(Chart and figure data)
□ □ □ □ □ □ □

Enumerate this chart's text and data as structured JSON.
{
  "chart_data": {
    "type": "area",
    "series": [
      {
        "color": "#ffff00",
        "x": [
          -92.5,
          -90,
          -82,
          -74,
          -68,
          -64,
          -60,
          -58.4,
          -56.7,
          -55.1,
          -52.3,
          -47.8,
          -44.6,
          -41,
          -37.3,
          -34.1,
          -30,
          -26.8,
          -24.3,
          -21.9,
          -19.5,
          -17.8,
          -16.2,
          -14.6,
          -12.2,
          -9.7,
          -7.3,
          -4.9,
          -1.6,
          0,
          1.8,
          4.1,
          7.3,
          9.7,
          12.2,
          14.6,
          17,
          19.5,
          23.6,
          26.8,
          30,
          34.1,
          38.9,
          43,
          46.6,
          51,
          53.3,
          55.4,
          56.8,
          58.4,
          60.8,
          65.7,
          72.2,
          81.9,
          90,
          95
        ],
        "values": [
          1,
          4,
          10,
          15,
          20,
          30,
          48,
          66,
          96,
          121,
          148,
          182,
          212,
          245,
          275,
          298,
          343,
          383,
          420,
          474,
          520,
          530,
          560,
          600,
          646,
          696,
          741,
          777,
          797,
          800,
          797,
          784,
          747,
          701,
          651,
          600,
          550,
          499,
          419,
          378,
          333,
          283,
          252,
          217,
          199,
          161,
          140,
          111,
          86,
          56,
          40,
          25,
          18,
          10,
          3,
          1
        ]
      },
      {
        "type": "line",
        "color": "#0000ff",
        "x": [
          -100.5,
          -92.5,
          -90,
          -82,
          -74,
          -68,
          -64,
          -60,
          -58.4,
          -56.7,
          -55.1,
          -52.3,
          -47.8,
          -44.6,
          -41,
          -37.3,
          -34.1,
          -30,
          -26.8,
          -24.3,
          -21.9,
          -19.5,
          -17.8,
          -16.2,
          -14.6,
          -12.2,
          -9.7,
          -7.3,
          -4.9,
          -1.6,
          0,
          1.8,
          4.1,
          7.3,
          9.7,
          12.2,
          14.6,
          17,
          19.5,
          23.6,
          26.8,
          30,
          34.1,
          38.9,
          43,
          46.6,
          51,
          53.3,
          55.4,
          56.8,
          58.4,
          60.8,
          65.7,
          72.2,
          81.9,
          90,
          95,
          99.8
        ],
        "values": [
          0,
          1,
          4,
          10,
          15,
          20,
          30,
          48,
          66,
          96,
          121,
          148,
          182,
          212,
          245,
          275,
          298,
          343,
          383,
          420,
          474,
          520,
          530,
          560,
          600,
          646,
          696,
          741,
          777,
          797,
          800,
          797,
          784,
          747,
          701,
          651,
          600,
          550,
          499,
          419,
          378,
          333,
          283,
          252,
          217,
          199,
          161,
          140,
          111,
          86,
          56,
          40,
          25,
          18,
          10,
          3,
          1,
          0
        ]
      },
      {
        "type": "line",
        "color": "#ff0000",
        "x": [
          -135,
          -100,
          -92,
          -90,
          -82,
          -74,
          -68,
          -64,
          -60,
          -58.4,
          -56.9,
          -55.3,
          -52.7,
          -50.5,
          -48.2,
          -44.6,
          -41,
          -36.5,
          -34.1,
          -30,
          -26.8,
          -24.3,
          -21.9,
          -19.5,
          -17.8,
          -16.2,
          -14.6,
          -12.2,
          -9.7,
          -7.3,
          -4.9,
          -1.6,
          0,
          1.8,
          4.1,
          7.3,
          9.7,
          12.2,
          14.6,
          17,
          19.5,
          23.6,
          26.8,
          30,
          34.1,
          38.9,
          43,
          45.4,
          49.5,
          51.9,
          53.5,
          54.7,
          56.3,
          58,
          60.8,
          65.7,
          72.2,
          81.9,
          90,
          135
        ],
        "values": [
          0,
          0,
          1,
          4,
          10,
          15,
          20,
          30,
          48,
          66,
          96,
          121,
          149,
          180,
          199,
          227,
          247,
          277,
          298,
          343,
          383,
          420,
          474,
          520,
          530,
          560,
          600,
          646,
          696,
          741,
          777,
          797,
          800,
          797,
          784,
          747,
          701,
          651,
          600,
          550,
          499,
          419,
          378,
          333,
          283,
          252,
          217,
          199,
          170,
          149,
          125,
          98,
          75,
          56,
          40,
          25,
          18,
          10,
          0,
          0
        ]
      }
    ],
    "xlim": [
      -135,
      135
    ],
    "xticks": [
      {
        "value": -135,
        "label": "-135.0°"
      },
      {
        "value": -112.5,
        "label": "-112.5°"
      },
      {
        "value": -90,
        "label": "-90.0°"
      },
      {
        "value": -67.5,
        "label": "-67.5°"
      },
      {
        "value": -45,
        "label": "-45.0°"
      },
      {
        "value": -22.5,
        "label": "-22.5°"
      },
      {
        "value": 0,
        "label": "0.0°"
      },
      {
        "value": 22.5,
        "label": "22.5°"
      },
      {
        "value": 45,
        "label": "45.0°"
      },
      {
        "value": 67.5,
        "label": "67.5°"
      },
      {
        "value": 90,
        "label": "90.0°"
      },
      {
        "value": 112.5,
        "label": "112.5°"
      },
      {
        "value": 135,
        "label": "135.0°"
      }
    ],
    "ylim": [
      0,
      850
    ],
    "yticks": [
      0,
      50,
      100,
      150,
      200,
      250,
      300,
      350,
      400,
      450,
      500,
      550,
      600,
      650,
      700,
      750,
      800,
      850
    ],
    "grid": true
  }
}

□ □ □ □ □ □ □

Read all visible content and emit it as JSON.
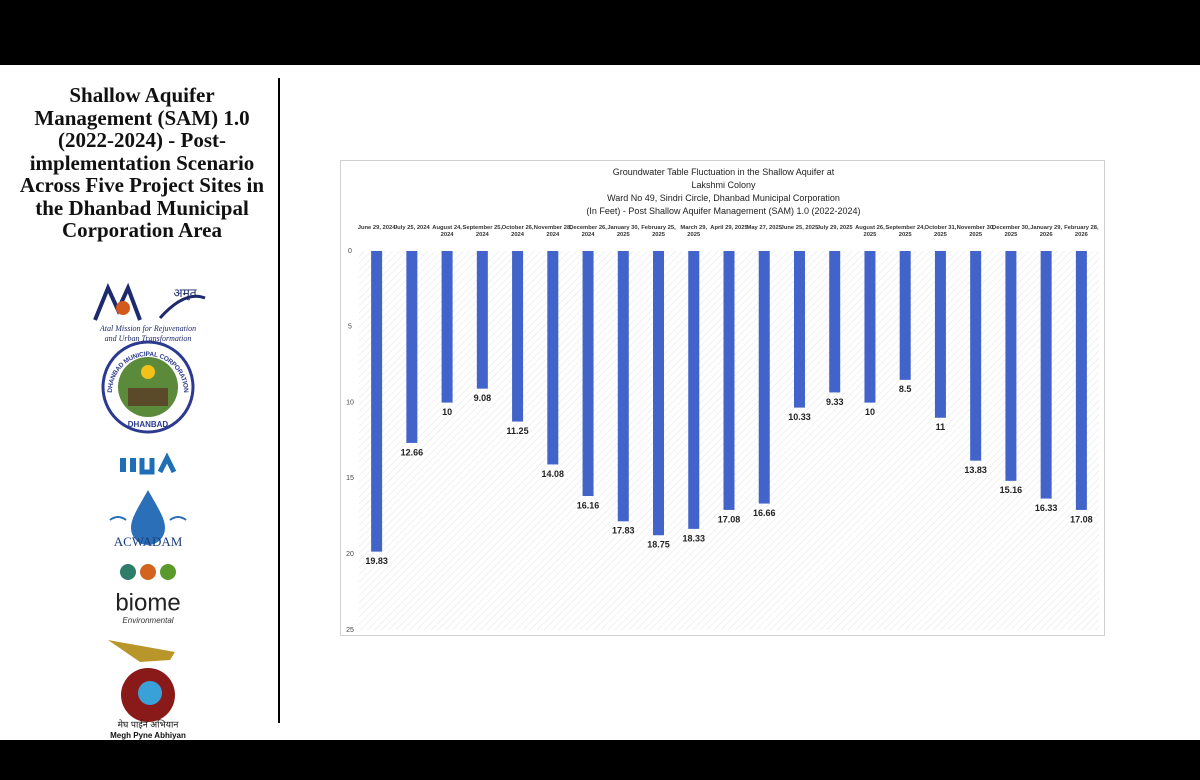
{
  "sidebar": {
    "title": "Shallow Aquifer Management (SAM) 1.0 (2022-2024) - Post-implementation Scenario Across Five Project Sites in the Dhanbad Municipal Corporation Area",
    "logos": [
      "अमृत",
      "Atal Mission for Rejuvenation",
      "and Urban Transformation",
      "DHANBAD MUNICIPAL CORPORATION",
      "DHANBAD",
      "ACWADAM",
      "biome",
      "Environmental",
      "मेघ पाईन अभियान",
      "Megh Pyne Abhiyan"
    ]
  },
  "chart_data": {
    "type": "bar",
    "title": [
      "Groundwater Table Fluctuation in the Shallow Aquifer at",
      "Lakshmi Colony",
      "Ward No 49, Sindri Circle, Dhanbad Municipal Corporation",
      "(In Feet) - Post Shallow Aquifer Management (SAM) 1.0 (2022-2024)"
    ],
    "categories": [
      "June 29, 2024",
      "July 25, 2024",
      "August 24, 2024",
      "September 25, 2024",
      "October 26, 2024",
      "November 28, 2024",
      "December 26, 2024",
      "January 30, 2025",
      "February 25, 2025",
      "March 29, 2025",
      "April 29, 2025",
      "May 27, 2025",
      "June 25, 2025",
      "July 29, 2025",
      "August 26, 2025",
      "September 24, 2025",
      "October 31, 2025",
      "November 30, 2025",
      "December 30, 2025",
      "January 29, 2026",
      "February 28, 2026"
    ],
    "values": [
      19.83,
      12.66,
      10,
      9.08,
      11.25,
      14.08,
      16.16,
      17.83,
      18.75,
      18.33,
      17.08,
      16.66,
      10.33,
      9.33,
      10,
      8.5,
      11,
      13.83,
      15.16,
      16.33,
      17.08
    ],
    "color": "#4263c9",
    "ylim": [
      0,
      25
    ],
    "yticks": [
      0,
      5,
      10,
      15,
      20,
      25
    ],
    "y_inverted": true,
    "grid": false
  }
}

□ □ □ □ □ □ □

#### [Goal]
Work out how many lines of the material above contain the word "Post", then give only that figure.

#### [Output for this task]
2